Edit the data, starting at its first line and ending at the line that contains "document-body: (三)公务用车购置及运行维护费与 2022", so that "visual elements" reads "visual components". Reproduce only that span, with everything else left unchanged.

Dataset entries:
+ + +

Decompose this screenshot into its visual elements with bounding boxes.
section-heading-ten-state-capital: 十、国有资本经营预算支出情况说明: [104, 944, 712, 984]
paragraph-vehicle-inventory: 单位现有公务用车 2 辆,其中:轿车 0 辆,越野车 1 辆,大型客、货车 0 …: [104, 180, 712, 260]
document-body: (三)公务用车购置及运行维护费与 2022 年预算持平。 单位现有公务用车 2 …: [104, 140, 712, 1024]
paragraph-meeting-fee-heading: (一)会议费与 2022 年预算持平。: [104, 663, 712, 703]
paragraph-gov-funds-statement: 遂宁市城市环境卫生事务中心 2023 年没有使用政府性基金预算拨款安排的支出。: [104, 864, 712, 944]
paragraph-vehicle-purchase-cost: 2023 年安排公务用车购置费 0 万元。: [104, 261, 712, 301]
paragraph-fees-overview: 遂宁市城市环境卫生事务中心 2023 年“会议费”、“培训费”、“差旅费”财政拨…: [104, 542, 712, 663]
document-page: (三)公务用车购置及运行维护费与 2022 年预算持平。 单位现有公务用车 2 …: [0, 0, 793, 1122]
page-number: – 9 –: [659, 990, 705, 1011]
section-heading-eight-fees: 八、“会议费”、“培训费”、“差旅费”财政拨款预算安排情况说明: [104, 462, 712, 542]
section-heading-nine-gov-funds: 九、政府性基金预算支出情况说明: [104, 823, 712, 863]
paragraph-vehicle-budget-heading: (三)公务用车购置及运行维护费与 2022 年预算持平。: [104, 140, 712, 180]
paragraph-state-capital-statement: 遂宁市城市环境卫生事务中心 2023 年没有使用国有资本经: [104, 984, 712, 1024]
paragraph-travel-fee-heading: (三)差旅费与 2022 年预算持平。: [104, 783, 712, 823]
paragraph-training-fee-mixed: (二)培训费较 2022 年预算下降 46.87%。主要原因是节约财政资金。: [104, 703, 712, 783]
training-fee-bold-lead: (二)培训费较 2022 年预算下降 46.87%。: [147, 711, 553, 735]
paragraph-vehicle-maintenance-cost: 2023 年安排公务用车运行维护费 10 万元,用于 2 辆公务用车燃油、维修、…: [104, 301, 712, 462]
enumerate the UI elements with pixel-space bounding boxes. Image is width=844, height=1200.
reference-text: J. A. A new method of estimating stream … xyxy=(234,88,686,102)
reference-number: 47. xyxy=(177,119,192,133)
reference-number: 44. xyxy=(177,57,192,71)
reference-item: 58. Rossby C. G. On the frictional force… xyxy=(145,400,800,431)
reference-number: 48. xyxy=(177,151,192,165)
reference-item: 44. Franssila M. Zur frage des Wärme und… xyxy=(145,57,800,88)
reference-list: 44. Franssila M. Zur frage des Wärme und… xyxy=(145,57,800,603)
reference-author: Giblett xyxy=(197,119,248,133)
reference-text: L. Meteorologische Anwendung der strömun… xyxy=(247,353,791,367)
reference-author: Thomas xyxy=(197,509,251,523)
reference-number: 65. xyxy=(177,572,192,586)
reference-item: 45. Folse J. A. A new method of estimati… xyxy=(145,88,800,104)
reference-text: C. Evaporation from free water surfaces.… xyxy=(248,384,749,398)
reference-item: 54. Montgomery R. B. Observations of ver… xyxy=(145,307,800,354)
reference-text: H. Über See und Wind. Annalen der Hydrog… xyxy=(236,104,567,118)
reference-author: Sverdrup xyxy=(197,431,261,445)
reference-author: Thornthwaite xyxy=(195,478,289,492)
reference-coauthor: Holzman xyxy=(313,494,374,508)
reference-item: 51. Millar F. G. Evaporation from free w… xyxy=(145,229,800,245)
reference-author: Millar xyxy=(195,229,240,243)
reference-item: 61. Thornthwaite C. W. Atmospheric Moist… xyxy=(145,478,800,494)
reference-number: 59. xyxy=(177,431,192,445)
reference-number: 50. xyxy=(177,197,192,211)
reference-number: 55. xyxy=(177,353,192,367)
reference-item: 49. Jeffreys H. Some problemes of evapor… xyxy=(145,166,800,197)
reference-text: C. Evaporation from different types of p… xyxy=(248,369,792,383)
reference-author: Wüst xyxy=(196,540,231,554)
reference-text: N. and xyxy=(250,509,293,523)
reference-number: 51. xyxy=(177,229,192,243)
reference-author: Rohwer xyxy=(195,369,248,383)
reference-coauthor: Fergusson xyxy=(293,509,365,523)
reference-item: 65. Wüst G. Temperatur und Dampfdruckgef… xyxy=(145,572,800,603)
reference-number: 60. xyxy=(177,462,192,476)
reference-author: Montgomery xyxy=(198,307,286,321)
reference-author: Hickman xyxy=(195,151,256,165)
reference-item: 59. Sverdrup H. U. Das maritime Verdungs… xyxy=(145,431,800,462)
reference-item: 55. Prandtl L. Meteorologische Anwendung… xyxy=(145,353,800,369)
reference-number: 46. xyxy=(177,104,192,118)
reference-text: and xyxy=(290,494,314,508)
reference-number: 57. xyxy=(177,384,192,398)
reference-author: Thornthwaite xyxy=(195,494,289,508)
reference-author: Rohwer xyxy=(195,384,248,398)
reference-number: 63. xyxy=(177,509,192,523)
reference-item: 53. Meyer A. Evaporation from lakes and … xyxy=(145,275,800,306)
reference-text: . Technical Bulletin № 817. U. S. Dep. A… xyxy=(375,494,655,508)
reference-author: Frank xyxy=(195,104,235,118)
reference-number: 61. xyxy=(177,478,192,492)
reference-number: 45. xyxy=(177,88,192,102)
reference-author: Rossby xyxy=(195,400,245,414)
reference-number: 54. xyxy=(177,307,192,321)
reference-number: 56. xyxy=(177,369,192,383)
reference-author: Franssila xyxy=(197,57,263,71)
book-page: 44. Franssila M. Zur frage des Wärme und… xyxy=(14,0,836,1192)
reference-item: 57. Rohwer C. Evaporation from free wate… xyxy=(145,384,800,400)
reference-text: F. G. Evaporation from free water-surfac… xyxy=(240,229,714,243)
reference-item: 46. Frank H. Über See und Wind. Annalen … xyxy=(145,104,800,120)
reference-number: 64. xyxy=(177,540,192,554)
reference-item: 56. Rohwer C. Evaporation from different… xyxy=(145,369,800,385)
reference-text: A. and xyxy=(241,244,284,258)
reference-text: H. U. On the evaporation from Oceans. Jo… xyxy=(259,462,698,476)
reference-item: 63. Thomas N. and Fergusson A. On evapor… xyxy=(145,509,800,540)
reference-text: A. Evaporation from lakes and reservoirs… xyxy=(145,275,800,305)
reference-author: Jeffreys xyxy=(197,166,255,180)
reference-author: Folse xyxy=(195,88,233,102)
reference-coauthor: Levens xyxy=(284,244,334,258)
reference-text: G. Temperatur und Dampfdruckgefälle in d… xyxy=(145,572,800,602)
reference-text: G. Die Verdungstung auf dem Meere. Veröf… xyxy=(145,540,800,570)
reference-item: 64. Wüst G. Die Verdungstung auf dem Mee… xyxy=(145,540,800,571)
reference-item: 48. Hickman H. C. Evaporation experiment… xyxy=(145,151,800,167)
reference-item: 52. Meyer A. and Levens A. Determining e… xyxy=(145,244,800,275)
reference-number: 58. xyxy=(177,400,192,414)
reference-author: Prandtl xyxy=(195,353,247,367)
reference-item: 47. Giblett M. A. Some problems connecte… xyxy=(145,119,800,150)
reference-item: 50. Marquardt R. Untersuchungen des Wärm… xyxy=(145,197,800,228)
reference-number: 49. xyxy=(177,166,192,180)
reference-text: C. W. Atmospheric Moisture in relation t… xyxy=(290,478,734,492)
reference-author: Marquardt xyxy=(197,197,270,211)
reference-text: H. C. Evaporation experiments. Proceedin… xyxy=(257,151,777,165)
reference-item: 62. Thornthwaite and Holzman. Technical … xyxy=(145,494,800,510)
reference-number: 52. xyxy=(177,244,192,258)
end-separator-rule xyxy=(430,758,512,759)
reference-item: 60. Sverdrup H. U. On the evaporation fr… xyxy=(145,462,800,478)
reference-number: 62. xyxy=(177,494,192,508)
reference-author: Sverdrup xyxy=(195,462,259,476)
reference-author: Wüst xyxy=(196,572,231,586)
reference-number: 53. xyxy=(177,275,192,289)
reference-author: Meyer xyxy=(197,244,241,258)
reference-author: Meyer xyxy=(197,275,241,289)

+ + +

RESULT FOR THIS EXERCISE>
Decompose this screenshot into its visual components with bounding boxes.
section-heading-ten-state-capital: 十、国有资本经营预算支出情况说明: [104, 944, 712, 984]
paragraph-vehicle-inventory: 单位现有公务用车 2 辆,其中:轿车 0 辆,越野车 1 辆,大型客、货车 0 …: [104, 180, 712, 260]
document-body: (三)公务用车购置及运行维护费与 2022 年预算持平。 单位现有公务用车 2 …: [104, 140, 712, 1024]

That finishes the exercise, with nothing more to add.